The task: Nothing but the lines from the one containing "Output the text content of this document." through the last line of the records below should be copied, exactly and without pictures.

Data listing:
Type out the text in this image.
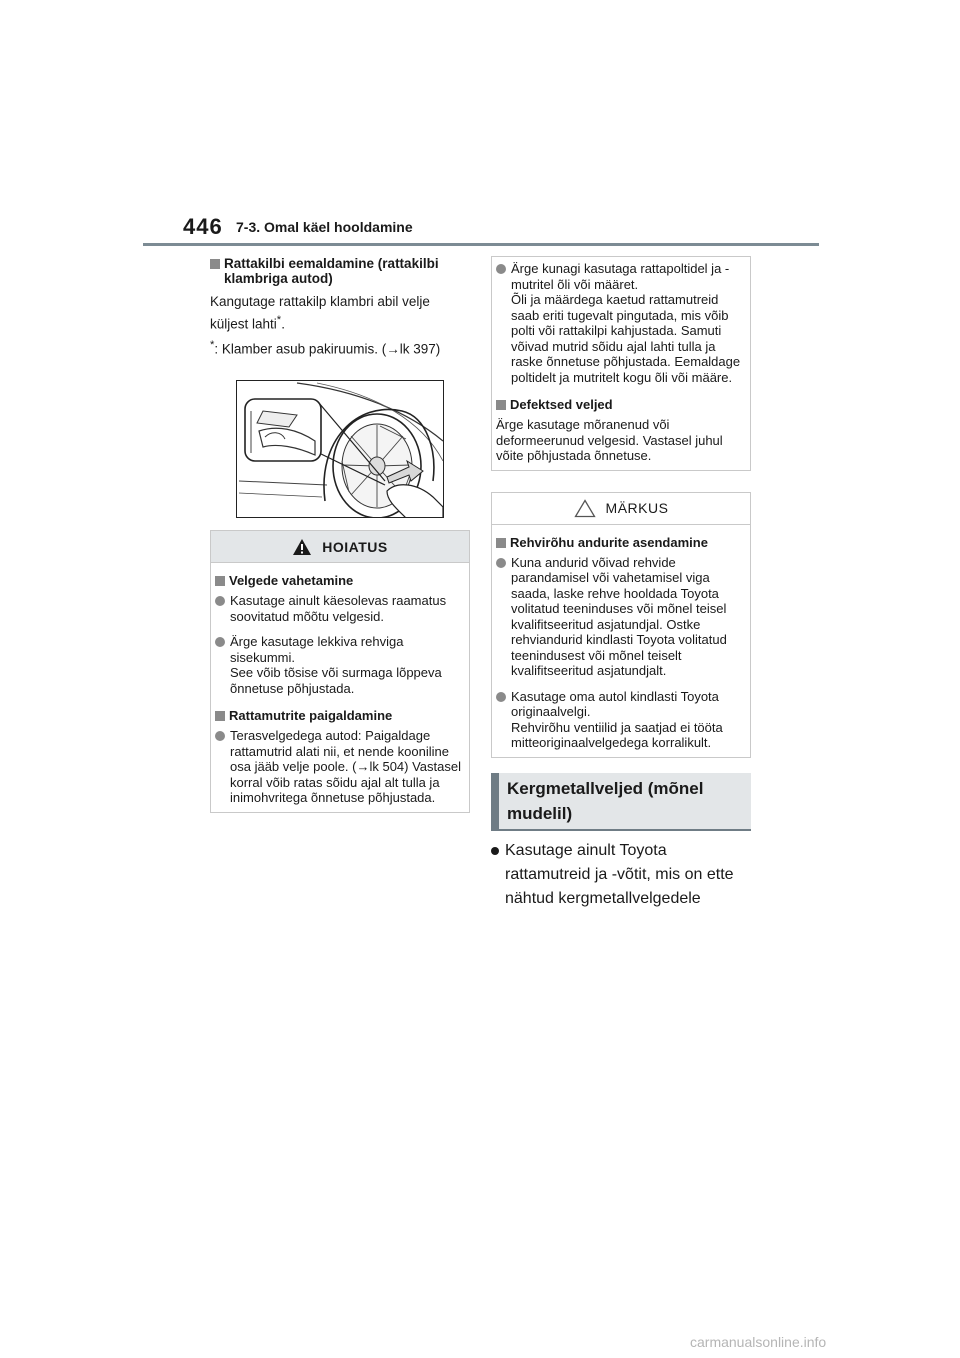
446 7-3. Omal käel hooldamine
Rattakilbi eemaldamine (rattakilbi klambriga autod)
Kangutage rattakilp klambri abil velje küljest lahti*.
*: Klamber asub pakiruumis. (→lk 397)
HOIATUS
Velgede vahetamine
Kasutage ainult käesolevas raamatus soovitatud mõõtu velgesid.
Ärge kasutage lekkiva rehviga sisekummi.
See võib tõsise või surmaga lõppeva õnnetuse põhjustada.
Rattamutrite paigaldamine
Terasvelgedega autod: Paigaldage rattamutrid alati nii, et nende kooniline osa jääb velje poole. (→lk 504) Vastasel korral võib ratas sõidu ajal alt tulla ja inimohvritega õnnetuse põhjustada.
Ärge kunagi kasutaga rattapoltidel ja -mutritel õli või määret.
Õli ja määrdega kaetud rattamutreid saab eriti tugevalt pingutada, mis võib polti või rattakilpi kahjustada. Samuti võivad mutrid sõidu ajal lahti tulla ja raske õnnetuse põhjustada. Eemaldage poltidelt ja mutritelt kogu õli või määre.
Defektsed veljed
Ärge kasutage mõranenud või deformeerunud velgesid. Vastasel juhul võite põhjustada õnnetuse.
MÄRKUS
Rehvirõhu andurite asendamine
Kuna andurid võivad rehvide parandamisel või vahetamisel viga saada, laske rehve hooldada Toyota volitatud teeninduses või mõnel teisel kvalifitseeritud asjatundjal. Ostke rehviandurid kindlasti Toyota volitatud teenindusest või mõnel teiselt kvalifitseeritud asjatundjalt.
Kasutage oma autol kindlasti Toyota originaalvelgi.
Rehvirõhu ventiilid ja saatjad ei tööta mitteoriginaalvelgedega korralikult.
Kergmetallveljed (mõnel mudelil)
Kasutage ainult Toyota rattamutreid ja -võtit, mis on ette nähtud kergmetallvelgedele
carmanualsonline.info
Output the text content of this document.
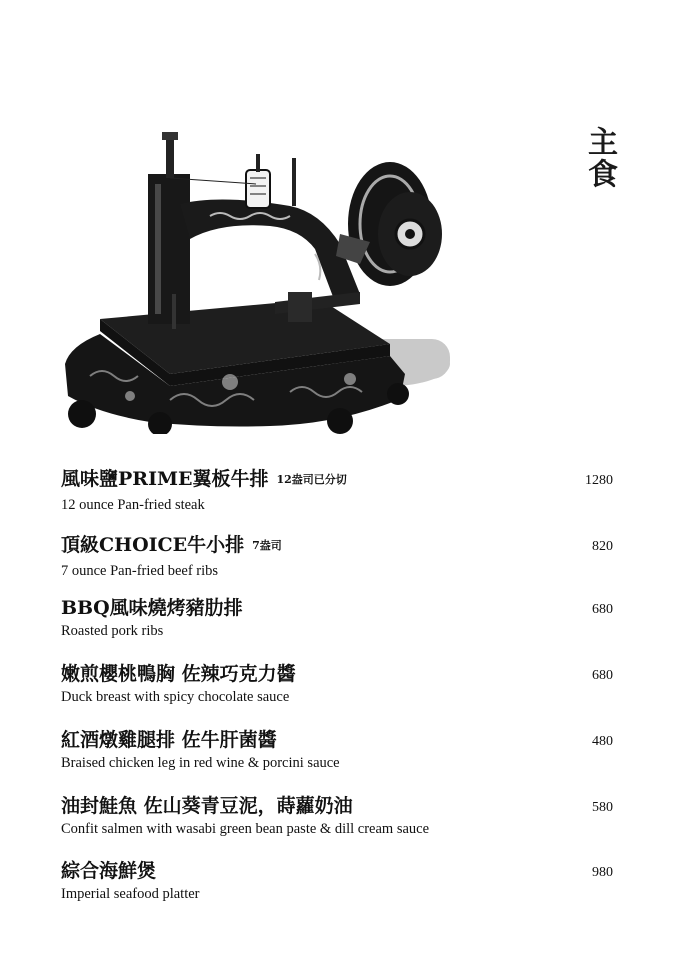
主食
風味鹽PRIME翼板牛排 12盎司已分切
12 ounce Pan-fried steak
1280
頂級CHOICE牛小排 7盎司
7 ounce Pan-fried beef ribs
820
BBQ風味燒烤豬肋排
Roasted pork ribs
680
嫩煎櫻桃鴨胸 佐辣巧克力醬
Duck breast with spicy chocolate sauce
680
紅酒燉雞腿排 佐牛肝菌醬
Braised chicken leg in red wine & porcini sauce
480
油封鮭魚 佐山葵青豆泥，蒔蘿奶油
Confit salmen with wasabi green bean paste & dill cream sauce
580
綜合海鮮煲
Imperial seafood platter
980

Complete output:
Output the text content of this document.
主食
風味鹽PRIME翼板牛排 12盎司已分切
12 ounce Pan-fried steak
1280
頂級CHOICE牛小排 7盎司
7 ounce Pan-fried beef ribs
820
BBQ風味燒烤豬肋排
Roasted pork ribs
680
嫩煎櫻桃鴨胸 佐辣巧克力醬
Duck breast with spicy chocolate sauce
680
紅酒燉雞腿排 佐牛肝菌醬
Braised chicken leg in red wine & porcini sauce
480
油封鮭魚 佐山葵青豆泥，蒔蘿奶油
Confit salmen with wasabi green bean paste & dill cream sauce
580
綜合海鮮煲
Imperial seafood platter
980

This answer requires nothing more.